Extracted records
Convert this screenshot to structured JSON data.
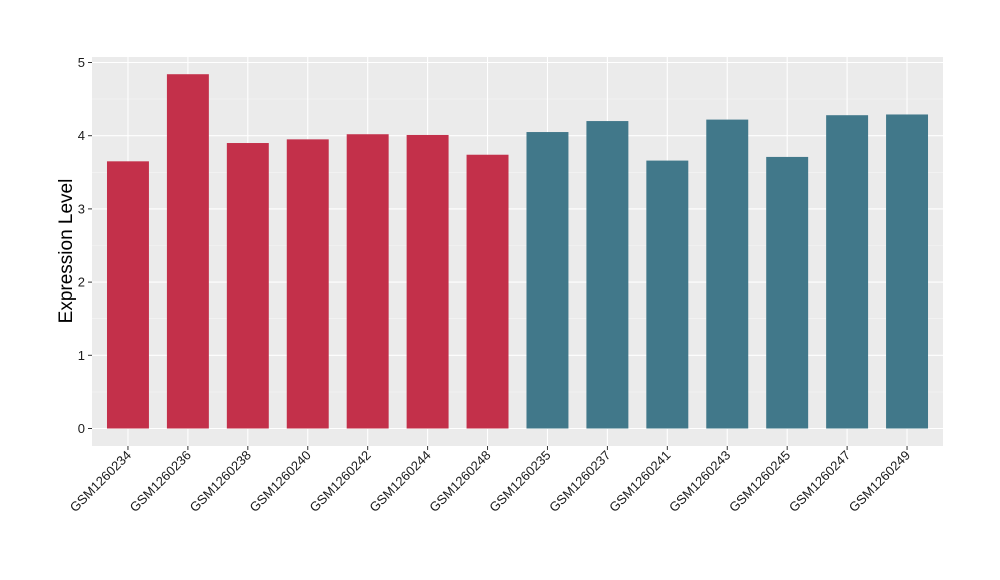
{
  "chart_data": {
    "type": "bar",
    "title": "",
    "xlabel": "",
    "ylabel": "Expression Level",
    "ylim": [
      0,
      5
    ],
    "yticks": [
      0,
      1,
      2,
      3,
      4,
      5
    ],
    "grid": true,
    "categories": [
      "GSM1260234",
      "GSM1260236",
      "GSM1260238",
      "GSM1260240",
      "GSM1260242",
      "GSM1260244",
      "GSM1260248",
      "GSM1260235",
      "GSM1260237",
      "GSM1260241",
      "GSM1260243",
      "GSM1260245",
      "GSM1260247",
      "GSM1260249"
    ],
    "values": [
      3.65,
      4.84,
      3.9,
      3.95,
      4.02,
      4.01,
      3.74,
      4.05,
      4.2,
      3.66,
      4.22,
      3.71,
      4.28,
      4.29
    ],
    "group_colors": [
      "#c3304a",
      "#c3304a",
      "#c3304a",
      "#c3304a",
      "#c3304a",
      "#c3304a",
      "#c3304a",
      "#41788a",
      "#41788a",
      "#41788a",
      "#41788a",
      "#41788a",
      "#41788a",
      "#41788a"
    ],
    "colors": {
      "panel_background": "#ebebeb",
      "grid_major": "#ffffff",
      "grid_minor": "#f5f5f5",
      "group_a": "#c3304a",
      "group_b": "#41788a"
    }
  }
}
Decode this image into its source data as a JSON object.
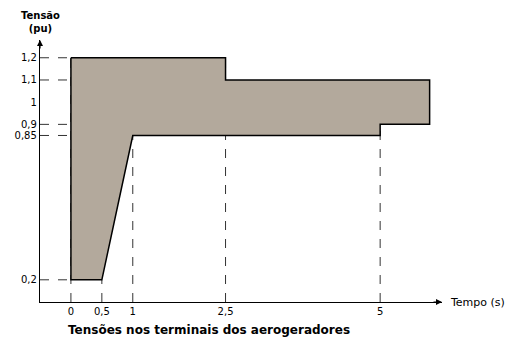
{
  "chart_data": {
    "type": "area",
    "title": "Tensões nos terminais dos aerogeradores",
    "x_label": "Tempo (s)",
    "y_label": "Tensão (pu)",
    "series": [
      {
        "x": [
          0,
          2.5,
          2.5,
          5.8
        ],
        "values": [
          1.2,
          1.2,
          1.1,
          1.1
        ]
      },
      {
        "x": [
          0,
          0.5,
          1,
          5,
          5,
          5.8
        ],
        "values": [
          0.2,
          0.2,
          0.85,
          0.85,
          0.9,
          0.9
        ]
      }
    ],
    "color": "#b3a99c",
    "xlim": [
      -0.5,
      6
    ],
    "ylim": [
      0.1,
      1.28
    ],
    "xticks": [
      0,
      {
        "value": 0.5,
        "label": "0,5"
      },
      1,
      {
        "value": 2.5,
        "label": "2,5"
      },
      5
    ],
    "yticks": [
      {
        "value": 0.2,
        "label": "0,2"
      },
      {
        "value": 0.85,
        "label": "0,85"
      },
      {
        "value": 0.9,
        "label": "0,9"
      },
      1,
      {
        "value": 1.1,
        "label": "1,1"
      },
      {
        "value": 1.2,
        "label": "1,2"
      }
    ],
    "grid": false
  }
}
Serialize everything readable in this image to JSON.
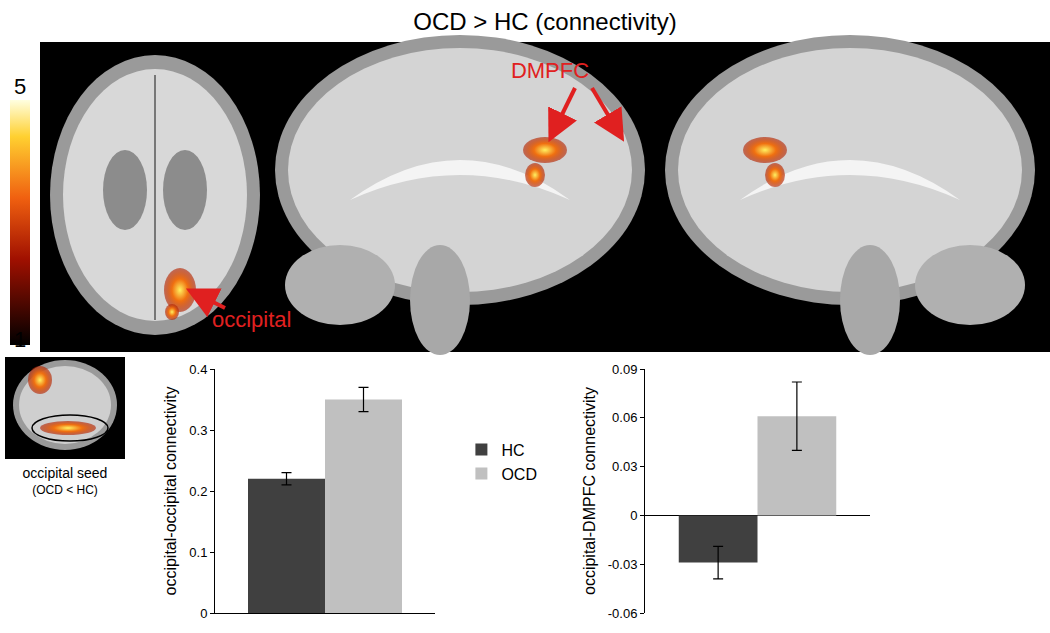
{
  "figure": {
    "title": "OCD > HC (connectivity)",
    "panel_labels": [
      "occipital",
      "DMPFC"
    ],
    "colorbar": {
      "range": [
        1,
        5
      ],
      "ticks": [
        1,
        5
      ]
    },
    "seed_label": "occipital seed",
    "seed_note": "(OCD < HC)"
  },
  "chart_data": [
    {
      "type": "bar",
      "y_label": "occipital-occipital connectivity",
      "categories": [
        null
      ],
      "series": [
        {
          "name": "HC",
          "color": "#404040",
          "values": [
            0.22
          ],
          "error": [
            0.01
          ]
        },
        {
          "name": "OCD",
          "color": "#c0c0c0",
          "values": [
            0.35
          ],
          "error": [
            0.02
          ]
        }
      ],
      "ylim": [
        0,
        0.4
      ],
      "yticks": [
        0,
        0.1,
        0.2,
        0.3,
        0.4
      ],
      "grid": false,
      "legend": "right"
    },
    {
      "type": "bar",
      "y_label": "occipital-DMPFC connectivity",
      "categories": [
        null
      ],
      "series": [
        {
          "name": "HC",
          "color": "#404040",
          "values": [
            -0.029
          ],
          "error": [
            0.01
          ]
        },
        {
          "name": "OCD",
          "color": "#c0c0c0",
          "values": [
            0.061
          ],
          "error": [
            0.021
          ]
        }
      ],
      "ylim": [
        -0.06,
        0.09
      ],
      "yticks": [
        -0.06,
        -0.03,
        0,
        0.03,
        0.06,
        0.09
      ],
      "grid": false
    }
  ]
}
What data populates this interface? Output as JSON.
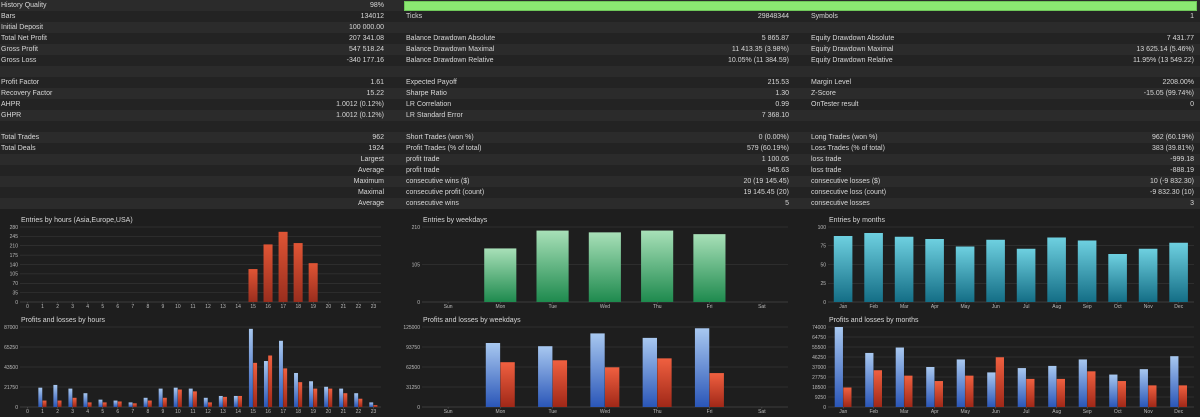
{
  "history_quality": {
    "label": "History Quality",
    "value": "98%",
    "fill_fraction": 0.98,
    "bar_color": "#8be872"
  },
  "rows": [
    {
      "c1l": "Bars",
      "c1v": "134012",
      "c2l": "Ticks",
      "c2v": "29848344",
      "c3l": "Symbols",
      "c3v": "1"
    },
    {
      "c1l": "Initial Deposit",
      "c1v": "100 000.00",
      "c2l": "",
      "c2v": "",
      "c3l": "",
      "c3v": ""
    },
    {
      "c1l": "Total Net Profit",
      "c1v": "207 341.08",
      "c2l": "Balance Drawdown Absolute",
      "c2v": "5 865.87",
      "c3l": "Equity Drawdown Absolute",
      "c3v": "7 431.77"
    },
    {
      "c1l": "Gross Profit",
      "c1v": "547 518.24",
      "c2l": "Balance Drawdown Maximal",
      "c2v": "11 413.35 (3.98%)",
      "c3l": "Equity Drawdown Maximal",
      "c3v": "13 625.14 (5.46%)"
    },
    {
      "c1l": "Gross Loss",
      "c1v": "-340 177.16",
      "c2l": "Balance Drawdown Relative",
      "c2v": "10.05% (11 384.59)",
      "c3l": "Equity Drawdown Relative",
      "c3v": "11.95% (13 549.22)"
    },
    {
      "c1l": "",
      "c1v": "",
      "c2l": "",
      "c2v": "",
      "c3l": "",
      "c3v": ""
    },
    {
      "c1l": "Profit Factor",
      "c1v": "1.61",
      "c2l": "Expected Payoff",
      "c2v": "215.53",
      "c3l": "Margin Level",
      "c3v": "2208.00%"
    },
    {
      "c1l": "Recovery Factor",
      "c1v": "15.22",
      "c2l": "Sharpe Ratio",
      "c2v": "1.30",
      "c3l": "Z-Score",
      "c3v": "-15.05 (99.74%)"
    },
    {
      "c1l": "AHPR",
      "c1v": "1.0012 (0.12%)",
      "c2l": "LR Correlation",
      "c2v": "0.99",
      "c3l": "OnTester result",
      "c3v": "0"
    },
    {
      "c1l": "GHPR",
      "c1v": "1.0012 (0.12%)",
      "c2l": "LR Standard Error",
      "c2v": "7 368.10",
      "c3l": "",
      "c3v": ""
    },
    {
      "c1l": "",
      "c1v": "",
      "c2l": "",
      "c2v": "",
      "c3l": "",
      "c3v": ""
    },
    {
      "c1l": "Total Trades",
      "c1v": "962",
      "c2l": "Short Trades (won %)",
      "c2v": "0 (0.00%)",
      "c3l": "Long Trades (won %)",
      "c3v": "962 (60.19%)"
    },
    {
      "c1l": "Total Deals",
      "c1v": "1924",
      "c2l": "Profit Trades (% of total)",
      "c2v": "579 (60.19%)",
      "c3l": "Loss Trades (% of total)",
      "c3v": "383 (39.81%)"
    },
    {
      "c1l": "",
      "c1v": "Largest",
      "c2l": "profit trade",
      "c2v": "1 100.05",
      "c3l": "loss trade",
      "c3v": "-999.18",
      "right": true
    },
    {
      "c1l": "",
      "c1v": "Average",
      "c2l": "profit trade",
      "c2v": "945.63",
      "c3l": "loss trade",
      "c3v": "-888.19",
      "right": true
    },
    {
      "c1l": "",
      "c1v": "Maximum",
      "c2l": "consecutive wins ($)",
      "c2v": "20 (19 145.45)",
      "c3l": "consecutive losses ($)",
      "c3v": "10 (-9 832.30)",
      "right": true
    },
    {
      "c1l": "",
      "c1v": "Maximal",
      "c2l": "consecutive profit (count)",
      "c2v": "19 145.45 (20)",
      "c3l": "consecutive loss (count)",
      "c3v": "-9 832.30 (10)",
      "right": true
    },
    {
      "c1l": "",
      "c1v": "Average",
      "c2l": "consecutive wins",
      "c2v": "5",
      "c3l": "consecutive losses",
      "c3v": "3",
      "right": true
    }
  ],
  "chart_data": [
    {
      "id": "entries-hours",
      "type": "bar",
      "title": "Entries by hours (Asia,Europe,USA)",
      "categories": [
        "0",
        "1",
        "2",
        "3",
        "4",
        "5",
        "6",
        "7",
        "8",
        "9",
        "10",
        "11",
        "12",
        "13",
        "14",
        "15",
        "16",
        "17",
        "18",
        "19",
        "20",
        "21",
        "22",
        "23"
      ],
      "yticks": [
        "0",
        "35",
        "70",
        "105",
        "140",
        "175",
        "210",
        "245",
        "280"
      ],
      "ylim": [
        0,
        280
      ],
      "values": [
        0,
        0,
        0,
        0,
        0,
        0,
        0,
        0,
        0,
        0,
        0,
        0,
        0,
        0,
        0,
        123,
        215,
        262,
        220,
        145,
        0,
        0,
        0,
        0
      ],
      "colors": {
        "top": "#e05535",
        "bottom": "#9a2e1e"
      }
    },
    {
      "id": "entries-weekdays",
      "type": "bar",
      "title": "Entries by weekdays",
      "categories": [
        "Sun",
        "Mon",
        "Tue",
        "Wed",
        "Thu",
        "Fri",
        "Sat"
      ],
      "yticks": [
        "0",
        "105",
        "210"
      ],
      "ylim": [
        0,
        210
      ],
      "values": [
        0,
        150,
        200,
        195,
        200,
        190,
        0
      ],
      "colors": {
        "top": "#a8e0b8",
        "bottom": "#1e8a4e"
      }
    },
    {
      "id": "entries-months",
      "type": "bar",
      "title": "Entries by months",
      "categories": [
        "Jan",
        "Feb",
        "Mar",
        "Apr",
        "May",
        "Jun",
        "Jul",
        "Aug",
        "Sep",
        "Oct",
        "Nov",
        "Dec"
      ],
      "yticks": [
        "0",
        "25",
        "50",
        "75",
        "100"
      ],
      "ylim": [
        0,
        100
      ],
      "values": [
        88,
        92,
        87,
        84,
        74,
        83,
        71,
        86,
        82,
        64,
        71,
        79
      ],
      "colors": {
        "top": "#6ed0e0",
        "bottom": "#146e86"
      }
    },
    {
      "id": "pl-hours",
      "type": "bar",
      "title": "Profits and losses by hours",
      "categories": [
        "0",
        "1",
        "2",
        "3",
        "4",
        "5",
        "6",
        "7",
        "8",
        "9",
        "10",
        "11",
        "12",
        "13",
        "14",
        "15",
        "16",
        "17",
        "18",
        "19",
        "20",
        "21",
        "22",
        "23"
      ],
      "yticks": [
        "0",
        "21750",
        "43500",
        "65250",
        "87000"
      ],
      "ylim": [
        0,
        87000
      ],
      "series": [
        {
          "values": [
            0,
            21000,
            24000,
            20000,
            15000,
            8000,
            7000,
            5000,
            10000,
            20000,
            21000,
            20000,
            10000,
            12000,
            12000,
            85000,
            50000,
            72000,
            37000,
            28000,
            22000,
            20000,
            15000,
            5000
          ],
          "colors": {
            "top": "#a8c8f0",
            "bottom": "#2a56b8"
          }
        },
        {
          "values": [
            0,
            7000,
            7000,
            10000,
            5000,
            5000,
            6000,
            4000,
            7000,
            10000,
            19000,
            17000,
            5000,
            11000,
            12000,
            48000,
            56000,
            42000,
            27000,
            20000,
            20000,
            15000,
            9000,
            2000
          ],
          "colors": {
            "top": "#f06040",
            "bottom": "#a02818"
          }
        }
      ]
    },
    {
      "id": "pl-weekdays",
      "type": "bar",
      "title": "Profits and losses by weekdays",
      "categories": [
        "Sun",
        "Mon",
        "Tue",
        "Wed",
        "Thu",
        "Fri",
        "Sat"
      ],
      "yticks": [
        "0",
        "31250",
        "62500",
        "93750",
        "125000"
      ],
      "ylim": [
        0,
        125000
      ],
      "series": [
        {
          "values": [
            0,
            100000,
            95000,
            115000,
            108000,
            123000,
            0
          ],
          "colors": {
            "top": "#a8c8f0",
            "bottom": "#2a56b8"
          }
        },
        {
          "values": [
            0,
            70000,
            73000,
            62000,
            76000,
            53000,
            0
          ],
          "colors": {
            "top": "#f06040",
            "bottom": "#a02818"
          }
        }
      ]
    },
    {
      "id": "pl-months",
      "type": "bar",
      "title": "Profits and losses by months",
      "categories": [
        "Jan",
        "Feb",
        "Mar",
        "Apr",
        "May",
        "Jun",
        "Jul",
        "Aug",
        "Sep",
        "Oct",
        "Nov",
        "Dec"
      ],
      "yticks": [
        "0",
        "9250",
        "18500",
        "27750",
        "37000",
        "46250",
        "55500",
        "64750",
        "74000"
      ],
      "ylim": [
        0,
        74000
      ],
      "series": [
        {
          "values": [
            74000,
            50000,
            55000,
            37000,
            44000,
            32000,
            36000,
            38000,
            44000,
            30000,
            35000,
            47000
          ],
          "colors": {
            "top": "#a8c8f0",
            "bottom": "#2a56b8"
          }
        },
        {
          "values": [
            18000,
            34000,
            29000,
            24000,
            29000,
            46000,
            26000,
            26000,
            33000,
            24000,
            20000,
            20000
          ],
          "colors": {
            "top": "#f06040",
            "bottom": "#a02818"
          }
        }
      ]
    }
  ]
}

» Required work
Gather, from the listing above, every line carrying the word "Equity".

» Result of this task
      "c3l": "Equity Drawdown Absolute",
      "c3l": "Equity Drawdown Maximal",
      "c3l": "Equity Drawdown Relative",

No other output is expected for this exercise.